* _Task directions_
Go through the data below and copy it exactly, skipping every picture.

* _Records supplied_

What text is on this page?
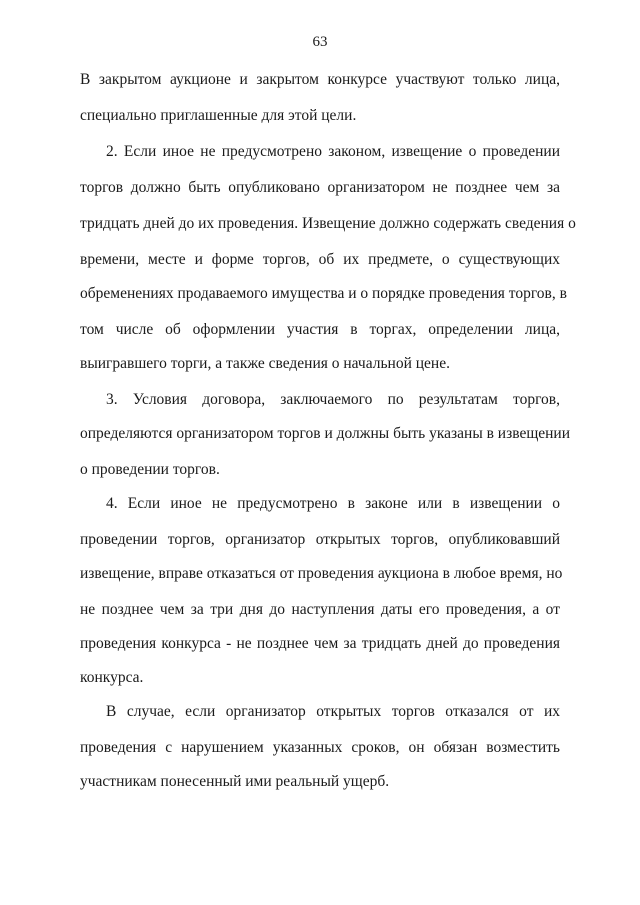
63
В закрытом аукционе и закрытом конкурсе участвуют только лица,
специально приглашенные для этой цели.
2. Если иное не предусмотрено законом, извещение о проведении
торгов должно быть опубликовано организатором не позднее чем за
тридцать дней до их проведения. Извещение должно содержать сведения о
времени, месте и форме торгов, об их предмете, о существующих
обременениях продаваемого имущества и о порядке проведения торгов, в
том числе об оформлении участия в торгах, определении лица,
выигравшего торги, а также сведения о начальной цене.
3. Условия договора, заключаемого по результатам торгов,
определяются организатором торгов и должны быть указаны в извещении
о проведении торгов.
4. Если иное не предусмотрено в законе или в извещении о
проведении торгов, организатор открытых торгов, опубликовавший
извещение, вправе отказаться от проведения аукциона в любое время, но
не позднее чем за три дня до наступления даты его проведения, а от
проведения конкурса - не позднее чем за тридцать дней до проведения
конкурса.
В случае, если организатор открытых торгов отказался от их
проведения с нарушением указанных сроков, он обязан возместить
участникам понесенный ими реальный ущерб.
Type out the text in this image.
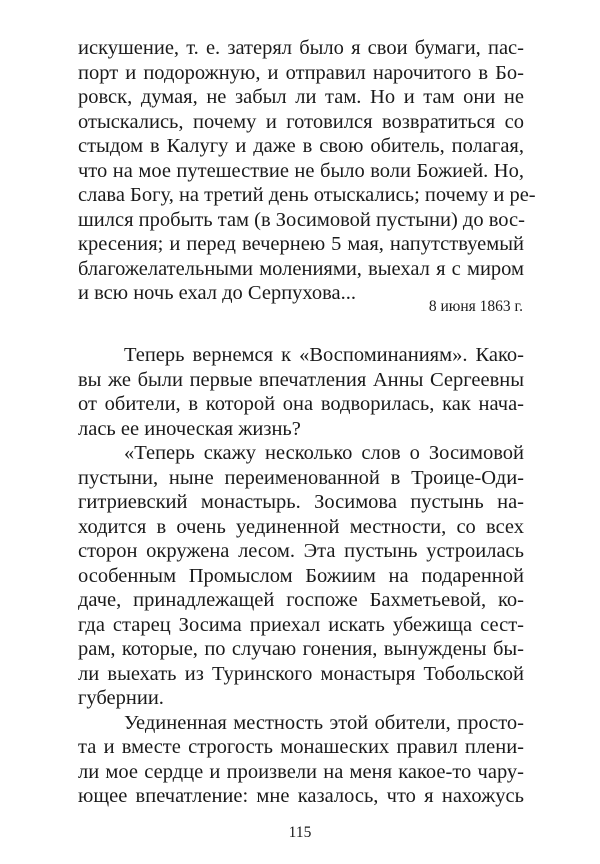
искушение, т. е. затерял было я свои бумаги, пас-
порт и подорожную, и отправил нарочитого в Бо-
ровск, думая, не забыл ли там. Но и там они не
отыскались, почему и готовился возвратиться со
стыдом в Калугу и даже в свою обитель, полагая,
что на мое путешествие не было воли Божией. Но,
слава Богу, на третий день отыскались; почему и ре-
шился пробыть там (в Зосимовой пустыни) до вос-
кресения; и перед вечернею 5 мая, напутствуемый
благожелательными молениями, выехал я с миром
и всю ночь ехал до Серпухова...
8 июня 1863 г.
Теперь вернемся к «Воспоминаниям». Како-
вы же были первые впечатления Анны Сергеевны
от обители, в которой она водворилась, как нача-
лась ее иноческая жизнь?
«Теперь скажу несколько слов о Зосимовой
пустыни, ныне переименованной в Троице-Оди-
гитриевский монастырь. Зосимова пустынь на-
ходится в очень уединенной местности, со всех
сторон окружена лесом. Эта пустынь устроилась
особенным Промыслом Божиим на подаренной
даче, принадлежащей госпоже Бахметьевой, ко-
гда старец Зосима приехал искать убежища сест-
рам, которые, по случаю гонения, вынуждены бы-
ли выехать из Туринского монастыря Тобольской
губернии.
Уединенная местность этой обители, просто-
та и вместе строгость монашеских правил плени-
ли мое сердце и произвели на меня какое-то чару-
ющее впечатление: мне казалось, что я нахожусь
115
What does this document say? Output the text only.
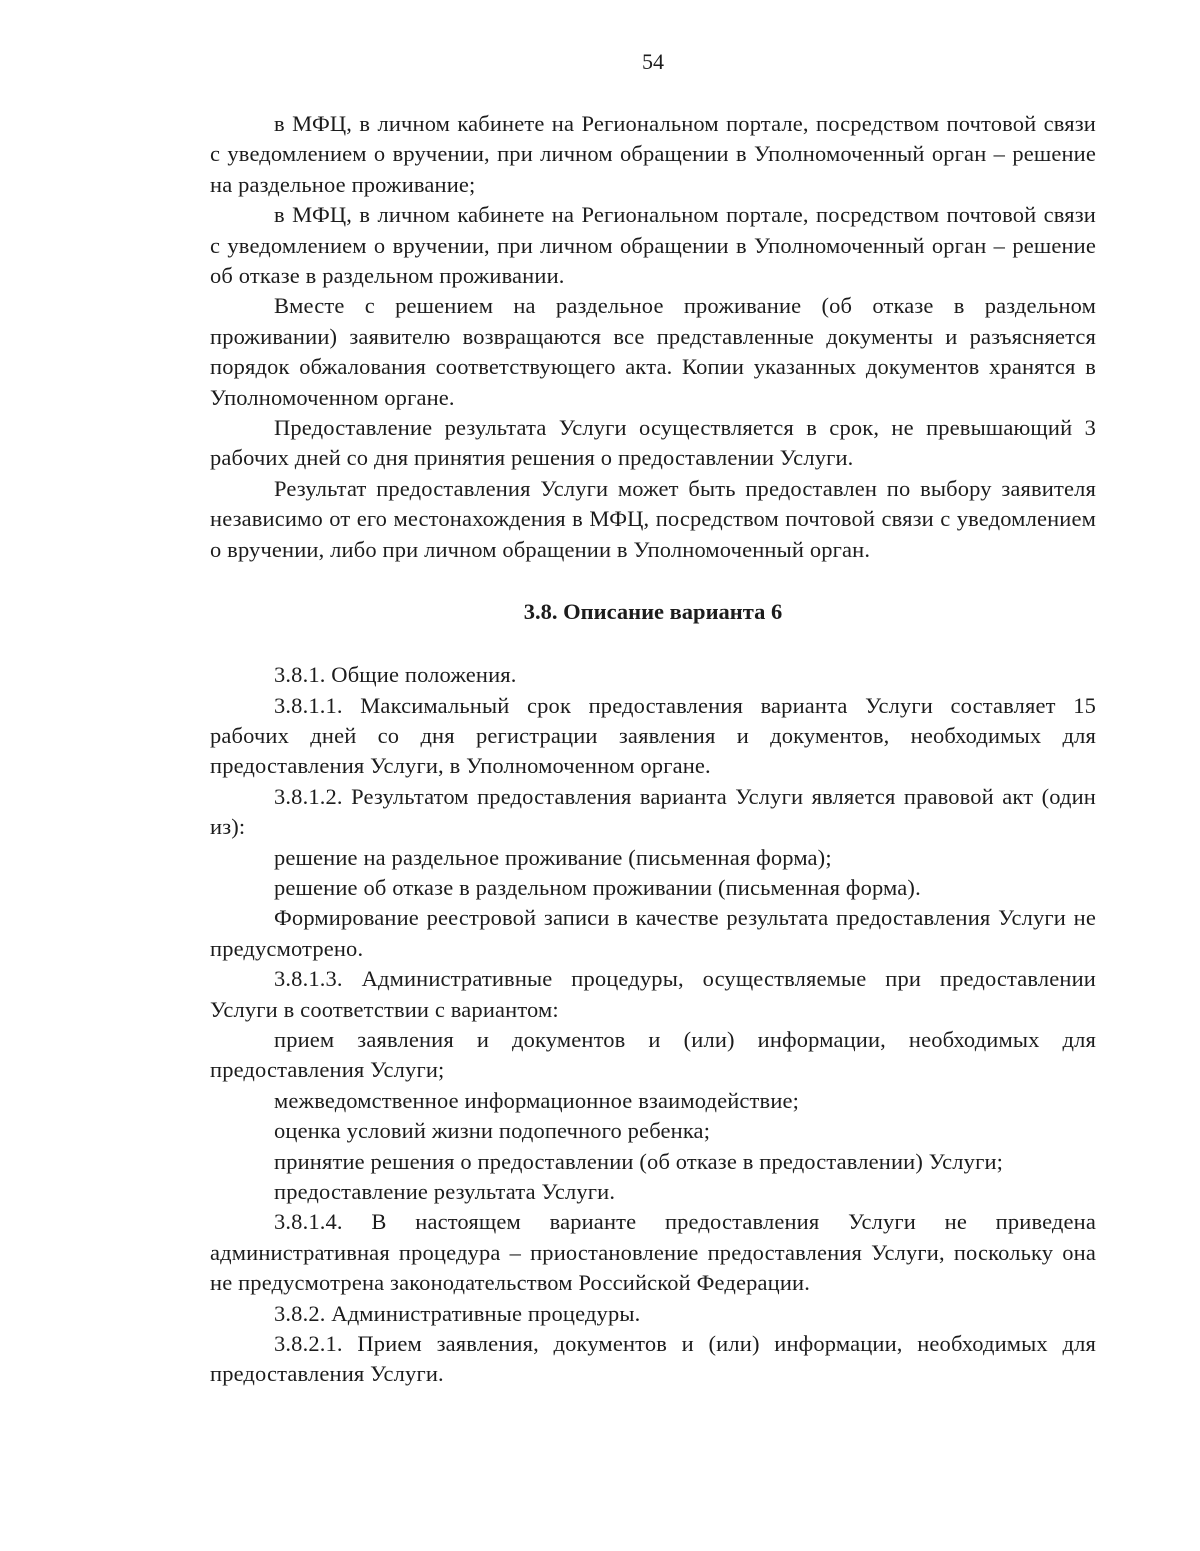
54

в МФЦ, в личном кабинете на Региональном портале, посредством почтовой связи с уведомлением о вручении, при личном обращении в Уполномоченный орган – решение на раздельное проживание;

в МФЦ, в личном кабинете на Региональном портале, посредством почтовой связи с уведомлением о вручении, при личном обращении в Уполномоченный орган – решение об отказе в раздельном проживании.

Вместе с решением на раздельное проживание (об отказе в раздельном проживании) заявителю возвращаются все представленные документы и разъясняется порядок обжалования соответствующего акта. Копии указанных документов хранятся в Уполномоченном органе.

Предоставление результата Услуги осуществляется в срок, не превышающий 3 рабочих дней со дня принятия решения о предоставлении Услуги.

Результат предоставления Услуги может быть предоставлен по выбору заявителя независимо от его местонахождения в МФЦ, посредством почтовой связи с уведомлением о вручении, либо при личном обращении в Уполномоченный орган.

3.8. Описание варианта 6

3.8.1. Общие положения.

3.8.1.1. Максимальный срок предоставления варианта Услуги составляет 15 рабочих дней со дня регистрации заявления и документов, необходимых для предоставления Услуги, в Уполномоченном органе.

3.8.1.2. Результатом предоставления варианта Услуги является правовой акт (один из):

решение на раздельное проживание (письменная форма);

решение об отказе в раздельном проживании (письменная форма).

Формирование реестровой записи в качестве результата предоставления Услуги не предусмотрено.

3.8.1.3. Административные процедуры, осуществляемые при предоставлении Услуги в соответствии с вариантом:

прием заявления и документов и (или) информации, необходимых для предоставления Услуги;

межведомственное информационное взаимодействие;

оценка условий жизни подопечного ребенка;

принятие решения о предоставлении (об отказе в предоставлении) Услуги;

предоставление результата Услуги.

3.8.1.4. В настоящем варианте предоставления Услуги не приведена административная процедура – приостановление предоставления Услуги, поскольку она не предусмотрена законодательством Российской Федерации.

3.8.2. Административные процедуры.

3.8.2.1. Прием заявления, документов и (или) информации, необходимых для предоставления Услуги.
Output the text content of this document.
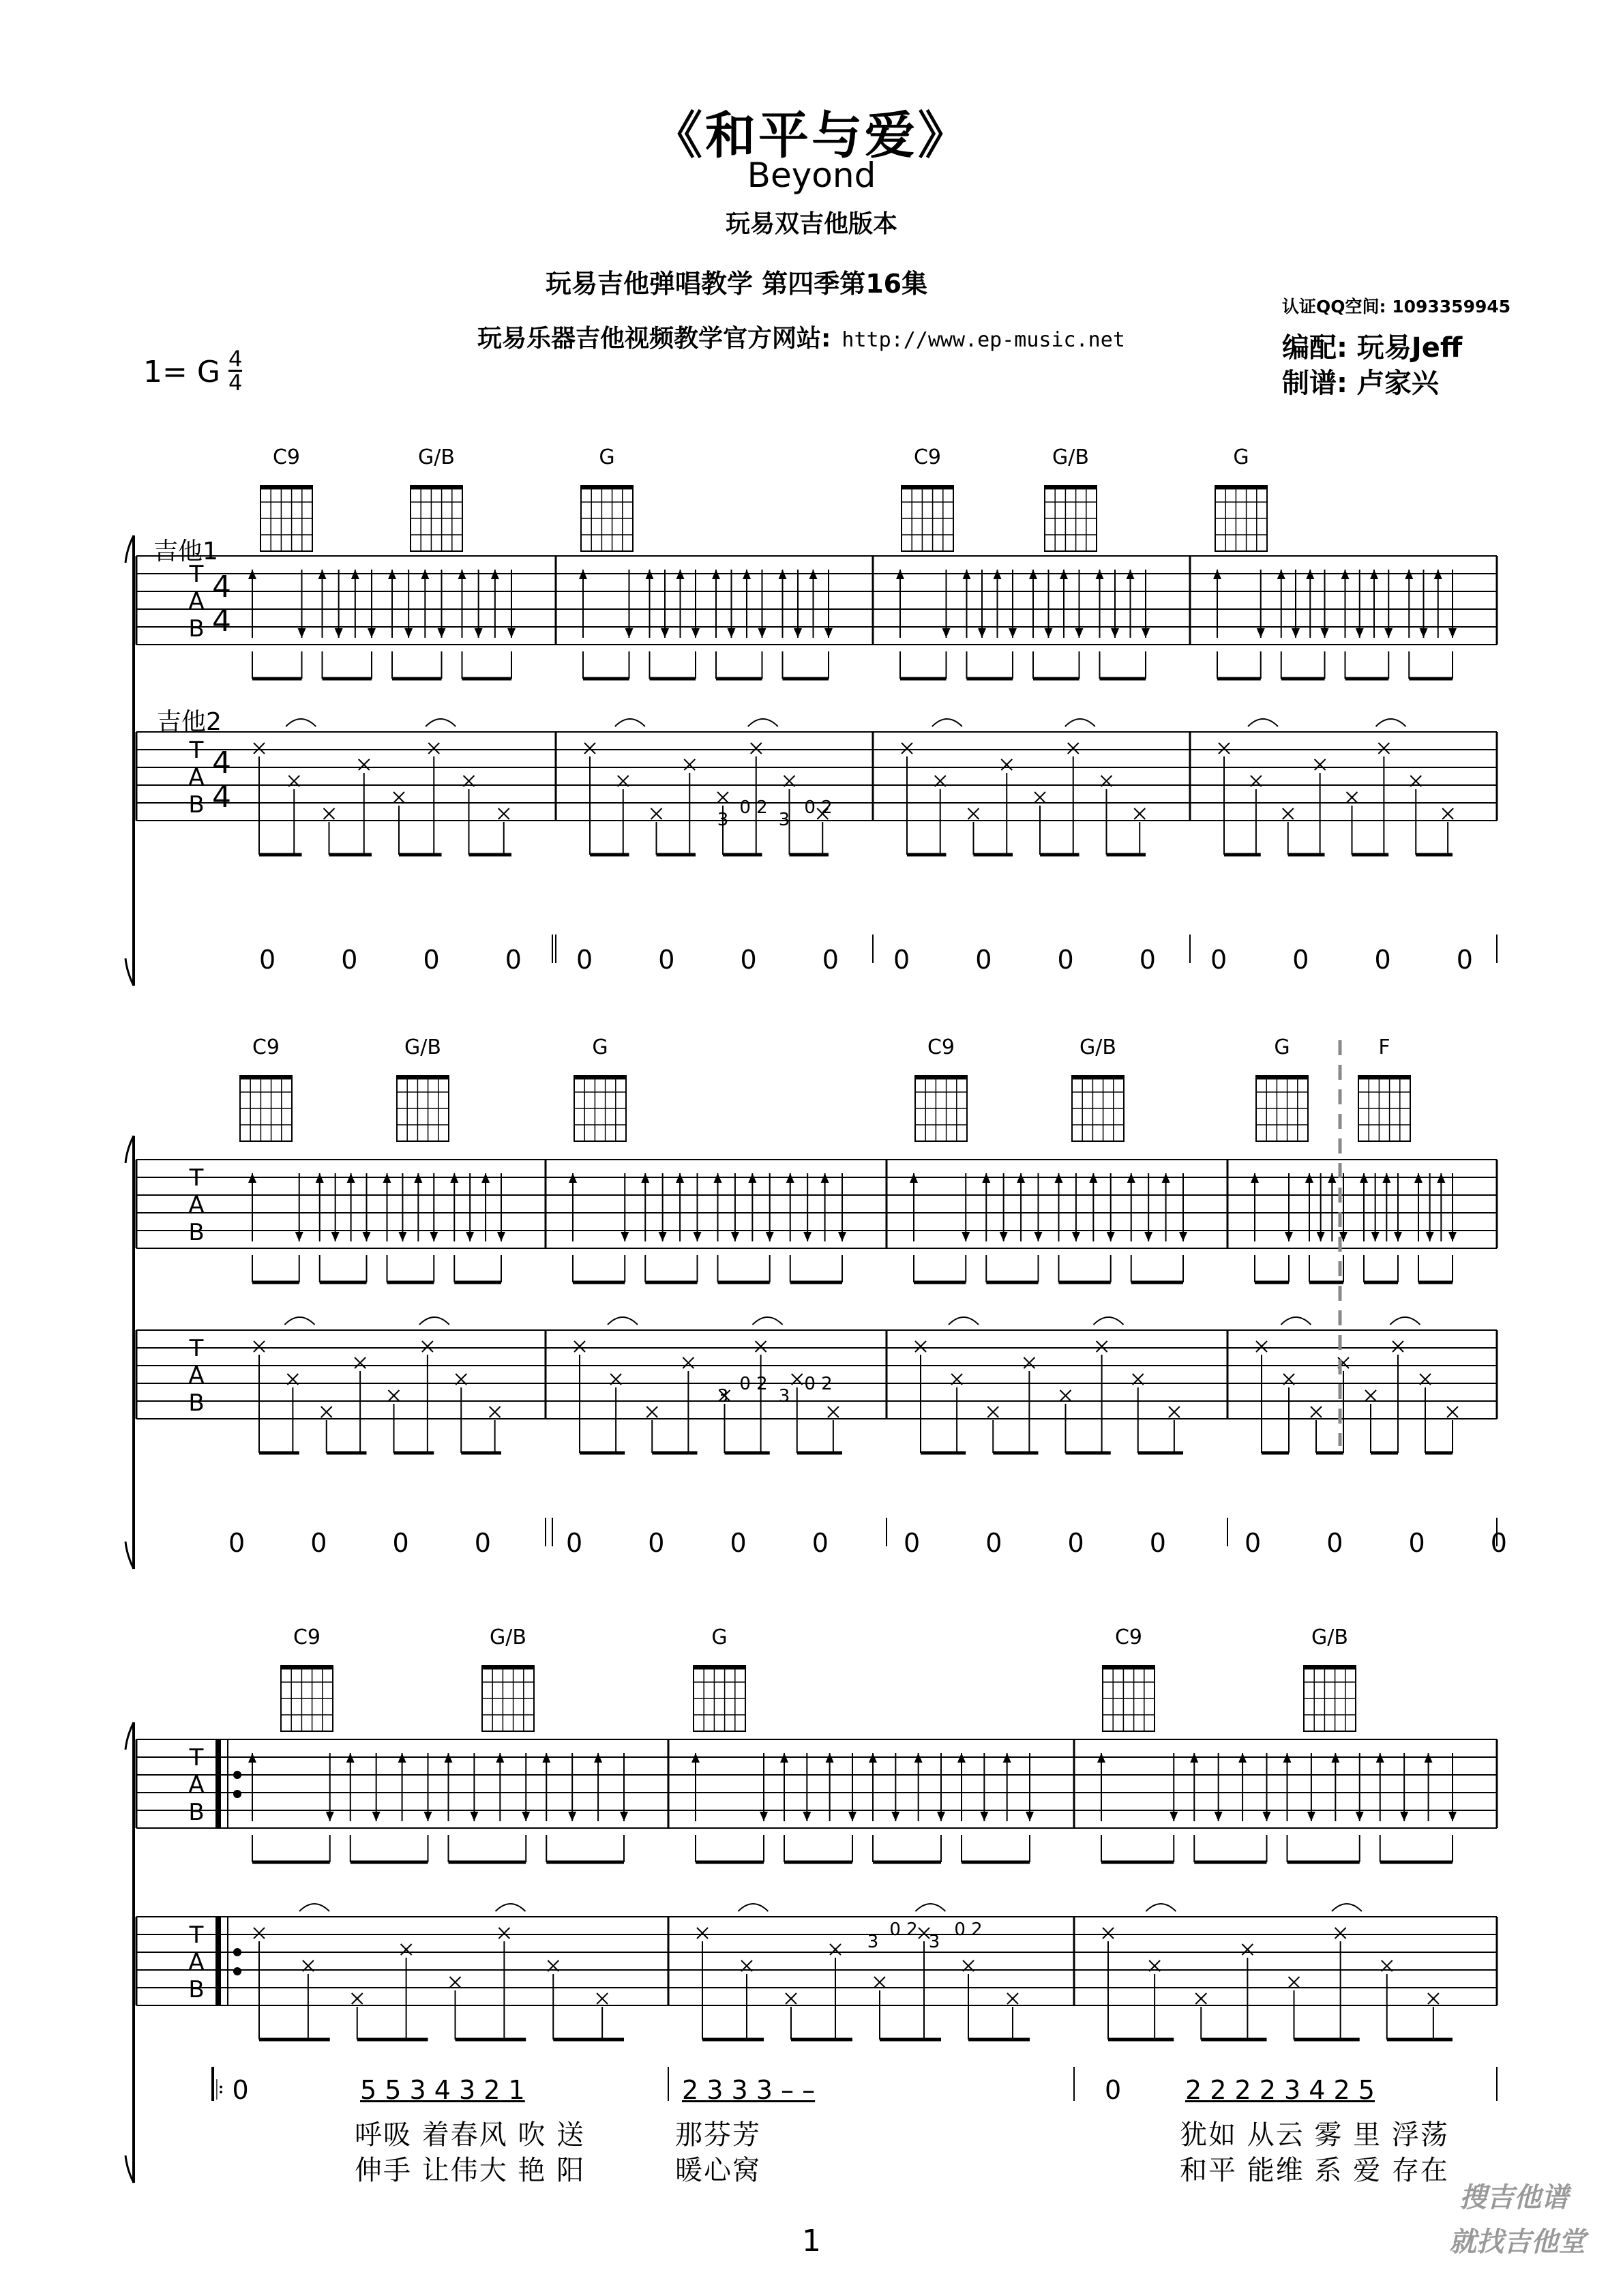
《和平与爱》
Beyond
玩易双吉他版本
玩易吉他弹唱教学 第四季第16集
玩易乐器吉他视频教学官方网站: http://www.ep-music.net
认证QQ空间: 1093359945
编配: 玩易Jeff
制谱: 卢家兴
1= G $\frac{4}{4}$
T
A
B
T
A
B
4
4
4
4
T
A
B
T
A
B
T
A
B
T
A
B
C9	G/B	G	C9	G/B	G
C9	G/B	G	C9	G/B	G	F
C9	G/B	G	C9	G/B
3
0 2
3
0 2
3
0 2
3
0 2
3
0 2
3
0 2
吉他1
吉他2
0 0 0 0 0 0 0 0 0 0 0 0 0 0 0 0
0 0 0 0 0 0 0 0 0 0 0 0 0 0 0 0
𝄆 0	5 5 3 4 3 2 1	2 3 3 3 – –	0 2 2 2 2 3 4 2 5
呼吸 着春风 吹 送	那芬芳	犹如 从云 雾 里 浮荡
伸手 让伟大 艳 阳	暖心窝	和平 能维 系 爱 存在
1
搜吉他谱
就找吉他堂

* _Result_
What text is on this page?
63
В закрытом аукционе и закрытом конкурсе участвуют только лица,
специально приглашенные для этой цели.
2. Если иное не предусмотрено законом, извещение о проведении
торгов должно быть опубликовано организатором не позднее чем за
тридцать дней до их проведения. Извещение должно содержать сведения о
времени, месте и форме торгов, об их предмете, о существующих
обременениях продаваемого имущества и о порядке проведения торгов, в
том числе об оформлении участия в торгах, определении лица,
выигравшего торги, а также сведения о начальной цене.
3. Условия договора, заключаемого по результатам торгов,
определяются организатором торгов и должны быть указаны в извещении
о проведении торгов.
4. Если иное не предусмотрено в законе или в извещении о
проведении торгов, организатор открытых торгов, опубликовавший
извещение, вправе отказаться от проведения аукциона в любое время, но
не позднее чем за три дня до наступления даты его проведения, а от
проведения конкурса - не позднее чем за тридцать дней до проведения
конкурса.
В случае, если организатор открытых торгов отказался от их
проведения с нарушением указанных сроков, он обязан возместить
участникам понесенный ими реальный ущерб.
Type out the text in this image.
искушение, т. е. затерял было я свои бумаги, пас-
порт и подорожную, и отправил нарочитого в Бо-
ровск, думая, не забыл ли там. Но и там они не
отыскались, почему и готовился возвратиться со
стыдом в Калугу и даже в свою обитель, полагая,
что на мое путешествие не было воли Божией. Но,
слава Богу, на третий день отыскались; почему и ре-
шился пробыть там (в Зосимовой пустыни) до вос-
кресения; и перед вечернею 5 мая, напутствуемый
благожелательными молениями, выехал я с миром
и всю ночь ехал до Серпухова...
8 июня 1863 г.
Теперь вернемся к «Воспоминаниям». Како-
вы же были первые впечатления Анны Сергеевны
от обители, в которой она водворилась, как нача-
лась ее иноческая жизнь?
«Теперь скажу несколько слов о Зосимовой
пустыни, ныне переименованной в Троице-Оди-
гитриевский монастырь. Зосимова пустынь на-
ходится в очень уединенной местности, со всех
сторон окружена лесом. Эта пустынь устроилась
особенным Промыслом Божиим на подаренной
даче, принадлежащей госпоже Бахметьевой, ко-
гда старец Зосима приехал искать убежища сест-
рам, которые, по случаю гонения, вынуждены бы-
ли выехать из Туринского монастыря Тобольской
губернии.
Уединенная местность этой обители, просто-
та и вместе строгость монашеских правил плени-
ли мое сердце и произвели на меня какое-то чару-
ющее впечатление: мне казалось, что я нахожусь
115
What does this document say? Output the text only.
54

в МФЦ, в личном кабинете на Региональном портале, посредством почтовой связи с уведомлением о вручении, при личном обращении в Уполномоченный орган – решение на раздельное проживание;

в МФЦ, в личном кабинете на Региональном портале, посредством почтовой связи с уведомлением о вручении, при личном обращении в Уполномоченный орган – решение об отказе в раздельном проживании.

Вместе с решением на раздельное проживание (об отказе в раздельном проживании) заявителю возвращаются все представленные документы и разъясняется порядок обжалования соответствующего акта. Копии указанных документов хранятся в Уполномоченном органе.

Предоставление результата Услуги осуществляется в срок, не превышающий 3 рабочих дней со дня принятия решения о предоставлении Услуги.

Результат предоставления Услуги может быть предоставлен по выбору заявителя независимо от его местонахождения в МФЦ, посредством почтовой связи с уведомлением о вручении, либо при личном обращении в Уполномоченный орган.

3.8. Описание варианта 6

3.8.1. Общие положения.

3.8.1.1. Максимальный срок предоставления варианта Услуги составляет 15 рабочих дней со дня регистрации заявления и документов, необходимых для предоставления Услуги, в Уполномоченном органе.

3.8.1.2. Результатом предоставления варианта Услуги является правовой акт (один из):

решение на раздельное проживание (письменная форма);

решение об отказе в раздельном проживании (письменная форма).

Формирование реестровой записи в качестве результата предоставления Услуги не предусмотрено.

3.8.1.3. Административные процедуры, осуществляемые при предоставлении Услуги в соответствии с вариантом:

прием заявления и документов и (или) информации, необходимых для предоставления Услуги;

межведомственное информационное взаимодействие;

оценка условий жизни подопечного ребенка;

принятие решения о предоставлении (об отказе в предоставлении) Услуги;

предоставление результата Услуги.

3.8.1.4. В настоящем варианте предоставления Услуги не приведена административная процедура – приостановление предоставления Услуги, поскольку она не предусмотрена законодательством Российской Федерации.

3.8.2. Административные процедуры.

3.8.2.1. Прием заявления, документов и (или) информации, необходимых для предоставления Услуги.
Output the text content of this document.
《和平与爱》
Beyond
玩易双吉他版本
玩易吉他弹唱教学 第四季第16集
玩易乐器吉他视频教学官方网站: http://www.ep-music.net
认证QQ空间: 1093359945
编配: 玩易Jeff
制谱: 卢家兴
1= G $\frac{4}{4}$
T
A
B
T
A
B
4
4
4
4
T
A
B
T
A
B
T
A
B
T
A
B
C9	G/B	G	C9	G/B	G
C9	G/B	G	C9	G/B	G	F
C9	G/B	G	C9	G/B
3
0 2
3
0 2
3
0 2
3
0 2
3
0 2
3
0 2
吉他1
吉他2
0 0 0 0 0 0 0 0 0 0 0 0 0 0 0 0
0 0 0 0 0 0 0 0 0 0 0 0 0 0 0 0
𝄆 0	5 5 3 4 3 2 1	2 3 3 3 – –	0 2 2 2 2 3 4 2 5
呼吸 着春风 吹 送	那芬芳	犹如 从云 雾 里 浮荡
伸手 让伟大 艳 阳	暖心窝	和平 能维 系 爱 存在
1
搜吉他谱
就找吉他堂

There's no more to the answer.